BEGIN Records for this task
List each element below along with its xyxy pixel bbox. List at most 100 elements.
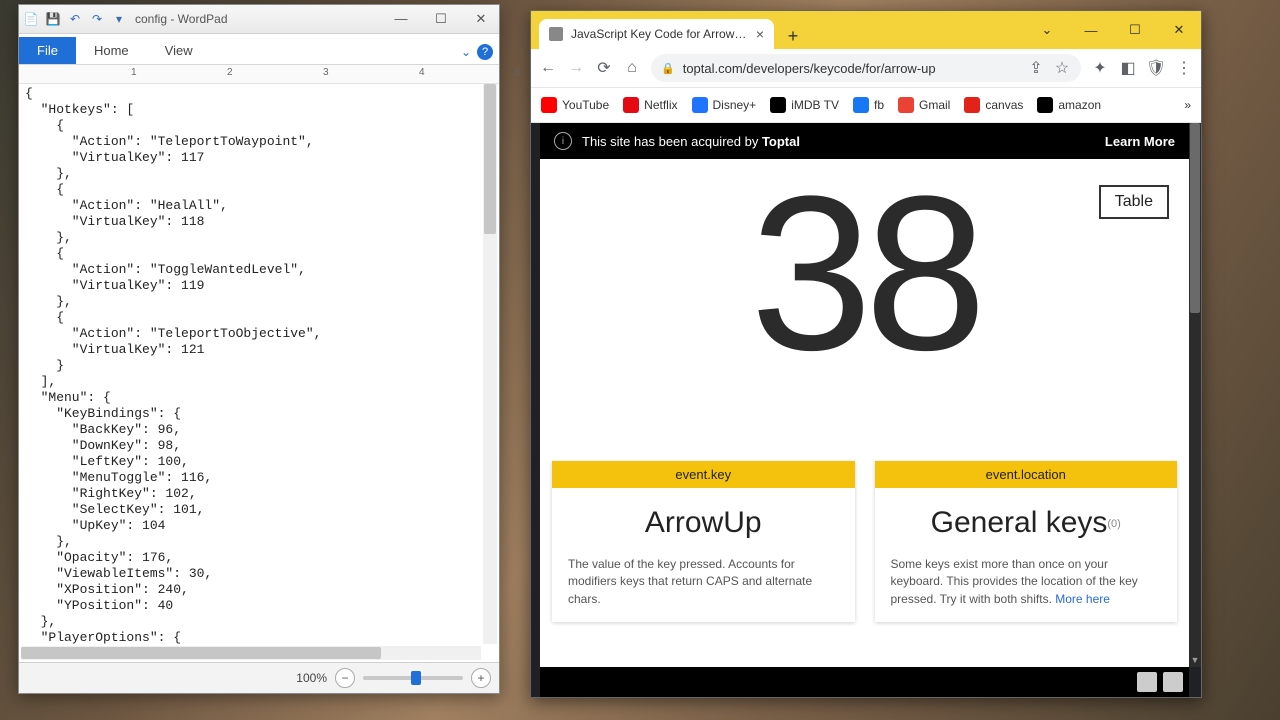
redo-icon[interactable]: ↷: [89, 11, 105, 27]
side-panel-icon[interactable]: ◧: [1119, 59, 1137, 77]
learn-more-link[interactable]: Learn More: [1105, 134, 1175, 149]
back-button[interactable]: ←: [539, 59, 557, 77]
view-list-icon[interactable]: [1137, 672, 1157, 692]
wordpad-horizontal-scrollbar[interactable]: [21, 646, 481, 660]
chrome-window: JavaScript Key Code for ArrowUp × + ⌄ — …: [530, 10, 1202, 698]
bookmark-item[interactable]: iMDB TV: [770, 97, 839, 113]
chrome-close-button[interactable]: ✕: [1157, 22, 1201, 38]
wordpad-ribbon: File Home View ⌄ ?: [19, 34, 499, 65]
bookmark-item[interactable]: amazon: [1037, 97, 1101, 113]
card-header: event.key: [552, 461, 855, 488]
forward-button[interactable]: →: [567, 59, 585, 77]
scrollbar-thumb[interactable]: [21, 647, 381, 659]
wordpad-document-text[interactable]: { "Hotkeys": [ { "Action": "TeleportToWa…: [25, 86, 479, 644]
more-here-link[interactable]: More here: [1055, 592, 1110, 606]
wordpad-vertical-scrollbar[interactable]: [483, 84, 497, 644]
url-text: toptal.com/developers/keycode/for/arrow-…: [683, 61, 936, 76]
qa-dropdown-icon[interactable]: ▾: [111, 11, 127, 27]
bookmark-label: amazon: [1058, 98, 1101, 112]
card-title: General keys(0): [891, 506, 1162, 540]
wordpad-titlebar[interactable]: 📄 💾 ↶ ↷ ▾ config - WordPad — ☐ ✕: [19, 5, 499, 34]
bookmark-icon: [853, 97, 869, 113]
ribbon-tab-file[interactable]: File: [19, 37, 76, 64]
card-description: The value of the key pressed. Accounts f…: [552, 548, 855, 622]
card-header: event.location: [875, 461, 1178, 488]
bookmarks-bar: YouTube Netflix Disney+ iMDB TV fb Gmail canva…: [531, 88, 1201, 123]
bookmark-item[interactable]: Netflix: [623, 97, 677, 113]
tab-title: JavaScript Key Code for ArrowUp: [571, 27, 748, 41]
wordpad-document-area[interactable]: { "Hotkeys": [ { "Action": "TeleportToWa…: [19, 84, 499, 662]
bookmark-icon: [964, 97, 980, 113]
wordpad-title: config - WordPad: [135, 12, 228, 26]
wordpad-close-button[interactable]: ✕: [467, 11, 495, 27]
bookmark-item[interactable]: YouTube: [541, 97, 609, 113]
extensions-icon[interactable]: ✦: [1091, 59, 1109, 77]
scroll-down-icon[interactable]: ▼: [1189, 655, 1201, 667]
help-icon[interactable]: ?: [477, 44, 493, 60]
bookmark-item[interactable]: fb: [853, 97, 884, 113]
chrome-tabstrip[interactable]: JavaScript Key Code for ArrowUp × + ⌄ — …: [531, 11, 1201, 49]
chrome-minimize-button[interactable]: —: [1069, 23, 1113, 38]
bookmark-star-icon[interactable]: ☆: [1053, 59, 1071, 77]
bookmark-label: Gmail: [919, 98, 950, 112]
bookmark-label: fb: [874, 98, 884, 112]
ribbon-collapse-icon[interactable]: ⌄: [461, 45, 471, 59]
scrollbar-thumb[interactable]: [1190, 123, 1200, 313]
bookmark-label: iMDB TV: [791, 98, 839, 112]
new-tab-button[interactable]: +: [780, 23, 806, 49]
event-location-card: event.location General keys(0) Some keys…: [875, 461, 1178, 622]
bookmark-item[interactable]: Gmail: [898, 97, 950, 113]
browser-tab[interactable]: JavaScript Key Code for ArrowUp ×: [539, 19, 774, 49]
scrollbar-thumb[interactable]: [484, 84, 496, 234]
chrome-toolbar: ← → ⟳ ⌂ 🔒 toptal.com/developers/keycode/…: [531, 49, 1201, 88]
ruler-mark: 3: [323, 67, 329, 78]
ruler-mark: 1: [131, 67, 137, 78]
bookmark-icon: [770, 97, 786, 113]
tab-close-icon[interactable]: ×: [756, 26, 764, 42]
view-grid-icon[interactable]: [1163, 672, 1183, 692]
END Records for this task
Reproduce every row above word for word, and leave the pictures out of your copy.

Exercise answer:
List each element below along with its xyxy pixel bbox. List at most 100 elements.
redo-icon[interactable]: ↷: [89, 11, 105, 27]
side-panel-icon[interactable]: ◧: [1119, 59, 1137, 77]
learn-more-link[interactable]: Learn More: [1105, 134, 1175, 149]
back-button[interactable]: ←: [539, 59, 557, 77]
view-list-icon[interactable]: [1137, 672, 1157, 692]
wordpad-horizontal-scrollbar[interactable]: [21, 646, 481, 660]
chrome-window: JavaScript Key Code for ArrowUp × + ⌄ — …: [530, 10, 1202, 698]
bookmark-item[interactable]: iMDB TV: [770, 97, 839, 113]
chrome-close-button[interactable]: ✕: [1157, 22, 1201, 38]
wordpad-ribbon: File Home View ⌄ ?: [19, 34, 499, 65]
bookmark-item[interactable]: amazon: [1037, 97, 1101, 113]
card-header: event.key: [552, 461, 855, 488]
forward-button[interactable]: →: [567, 59, 585, 77]
scrollbar-thumb[interactable]: [21, 647, 381, 659]
wordpad-document-text[interactable]: { "Hotkeys": [ { "Action": "TeleportToWa…: [25, 86, 479, 644]
more-here-link[interactable]: More here: [1055, 592, 1110, 606]
wordpad-vertical-scrollbar[interactable]: [483, 84, 497, 644]
url-text: toptal.com/developers/keycode/for/arrow-…: [683, 61, 936, 76]
qa-dropdown-icon[interactable]: ▾: [111, 11, 127, 27]
bookmark-label: amazon: [1058, 98, 1101, 112]
card-title: General keys(0): [891, 506, 1162, 540]
wordpad-titlebar[interactable]: 📄 💾 ↶ ↷ ▾ config - WordPad — ☐ ✕: [19, 5, 499, 34]
bookmark-icon: [853, 97, 869, 113]
ribbon-tab-file[interactable]: File: [19, 37, 76, 64]
card-description: The value of the key pressed. Accounts f…: [552, 548, 855, 622]
card-header: event.location: [875, 461, 1178, 488]
bookmarks-bar: YouTube Netflix Disney+ iMDB TV fb Gmail canva…: [531, 88, 1201, 123]
bookmark-item[interactable]: Netflix: [623, 97, 677, 113]
tab-title: JavaScript Key Code for ArrowUp: [571, 27, 748, 41]
wordpad-document-area[interactable]: { "Hotkeys": [ { "Action": "TeleportToWa…: [19, 84, 499, 662]
bookmark-icon: [964, 97, 980, 113]
wordpad-title: config - WordPad: [135, 12, 228, 26]
wordpad-close-button[interactable]: ✕: [467, 11, 495, 27]
bookmark-item[interactable]: YouTube: [541, 97, 609, 113]
extensions-icon[interactable]: ✦: [1091, 59, 1109, 77]
scroll-down-icon[interactable]: ▼: [1189, 655, 1201, 667]
help-icon[interactable]: ?: [477, 44, 493, 60]
bookmark-item[interactable]: fb: [853, 97, 884, 113]
chrome-tabstrip[interactable]: JavaScript Key Code for ArrowUp × + ⌄ — …: [531, 11, 1201, 49]
chrome-minimize-button[interactable]: —: [1069, 23, 1113, 38]
bookmark-star-icon[interactable]: ☆: [1053, 59, 1071, 77]
bookmark-label: Gmail: [919, 98, 950, 112]
bookmark-label: fb: [874, 98, 884, 112]
ribbon-collapse-icon[interactable]: ⌄: [461, 45, 471, 59]
scrollbar-thumb[interactable]: [1190, 123, 1200, 313]
bookmark-label: iMDB TV: [791, 98, 839, 112]
new-tab-button[interactable]: +: [780, 23, 806, 49]
event-location-card: event.location General keys(0) Some keys…: [875, 461, 1178, 622]
bookmark-item[interactable]: Gmail: [898, 97, 950, 113]
browser-tab[interactable]: JavaScript Key Code for ArrowUp ×: [539, 19, 774, 49]
scrollbar-thumb[interactable]: [484, 84, 496, 234]
chrome-toolbar: ← → ⟳ ⌂ 🔒 toptal.com/developers/keycode/…: [531, 49, 1201, 88]
ruler-mark: 3: [323, 67, 329, 78]
ruler-mark: 1: [131, 67, 137, 78]
bookmark-icon: [770, 97, 786, 113]
tab-close-icon[interactable]: ×: [756, 26, 764, 42]
view-grid-icon[interactable]: [1163, 672, 1183, 692]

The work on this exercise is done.